## Task goal:
Report every line below that holds the word "purple".

***** Supplied data

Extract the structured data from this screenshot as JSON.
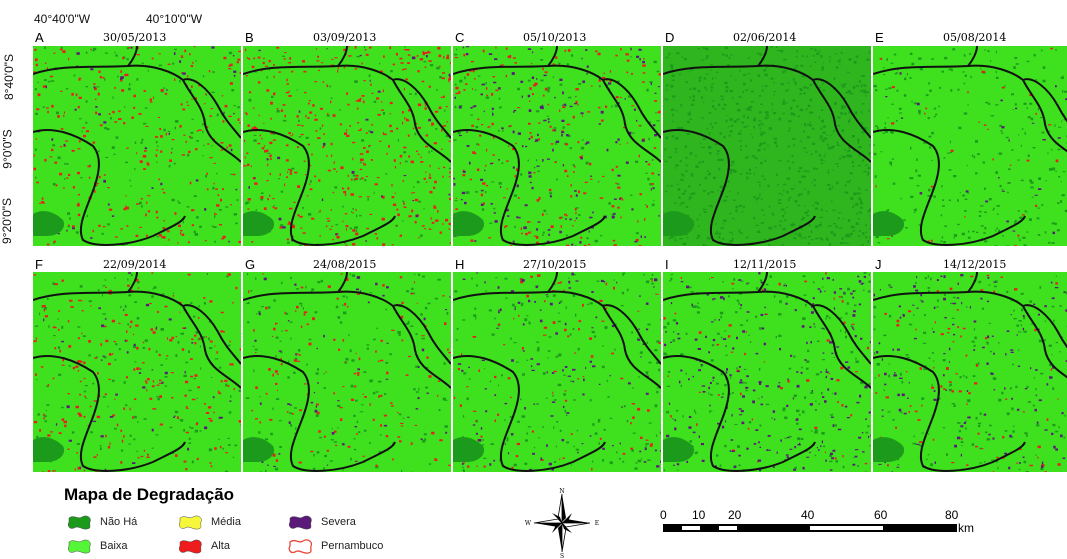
{
  "coords": {
    "lon": [
      "40°40'0\"W",
      "40°10'0\"W"
    ],
    "lat": [
      "8°40'0\"S",
      "9°0'0\"S",
      "9°20'0\"S"
    ]
  },
  "panels": [
    {
      "label": "A",
      "date": "30/05/2013",
      "red": 0.18,
      "purple": 0.03,
      "dark": 0.1
    },
    {
      "label": "B",
      "date": "03/09/2013",
      "red": 0.3,
      "purple": 0.02,
      "dark": 0.06
    },
    {
      "label": "C",
      "date": "05/10/2013",
      "red": 0.16,
      "purple": 0.12,
      "dark": 0.08
    },
    {
      "label": "D",
      "date": "02/06/2014",
      "red": 0.0,
      "purple": 0.0,
      "dark": 0.55
    },
    {
      "label": "E",
      "date": "05/08/2014",
      "red": 0.03,
      "purple": 0.02,
      "dark": 0.2
    },
    {
      "label": "F",
      "date": "22/09/2014",
      "red": 0.14,
      "purple": 0.03,
      "dark": 0.1
    },
    {
      "label": "G",
      "date": "24/08/2015",
      "red": 0.1,
      "purple": 0.04,
      "dark": 0.12
    },
    {
      "label": "H",
      "date": "27/10/2015",
      "red": 0.05,
      "purple": 0.1,
      "dark": 0.14
    },
    {
      "label": "I",
      "date": "12/11/2015",
      "red": 0.04,
      "purple": 0.16,
      "dark": 0.14
    },
    {
      "label": "J",
      "date": "14/12/2015",
      "red": 0.06,
      "purple": 0.1,
      "dark": 0.14
    }
  ],
  "legend": {
    "title": "Mapa de Degradação",
    "items": [
      {
        "label": "Não Há",
        "color": "#1b9a1b",
        "type": "fill"
      },
      {
        "label": "Baixa",
        "color": "#55f537",
        "type": "fill"
      },
      {
        "label": "Média",
        "color": "#f6f63a",
        "type": "fill"
      },
      {
        "label": "Alta",
        "color": "#ee1c1c",
        "type": "fill"
      },
      {
        "label": "Severa",
        "color": "#5a1a7a",
        "type": "fill"
      },
      {
        "label": "Pernambuco",
        "color": "#e8463a",
        "type": "outline"
      }
    ]
  },
  "compass": {
    "n": "N",
    "s": "S",
    "e": "E",
    "w": "W"
  },
  "scale": {
    "ticks": [
      "0",
      "10",
      "20",
      "40",
      "60",
      "80"
    ],
    "unit": "km"
  },
  "colors": {
    "baixa": "#3fe01e",
    "nao_ha": "#1b9a1b",
    "alta": "#e8201c",
    "severa": "#5a1a7a",
    "boundary": "#111111"
  }
}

**********

## Final result:
      "purple": 0.03,
      "purple": 0.02,
      "purple": 0.12,
      "purple": 0.0,
      "purple": 0.02,
      "purple": 0.03,
      "purple": 0.04,
      "purple": 0.1,
      "purple": 0.16,
      "purple": 0.1,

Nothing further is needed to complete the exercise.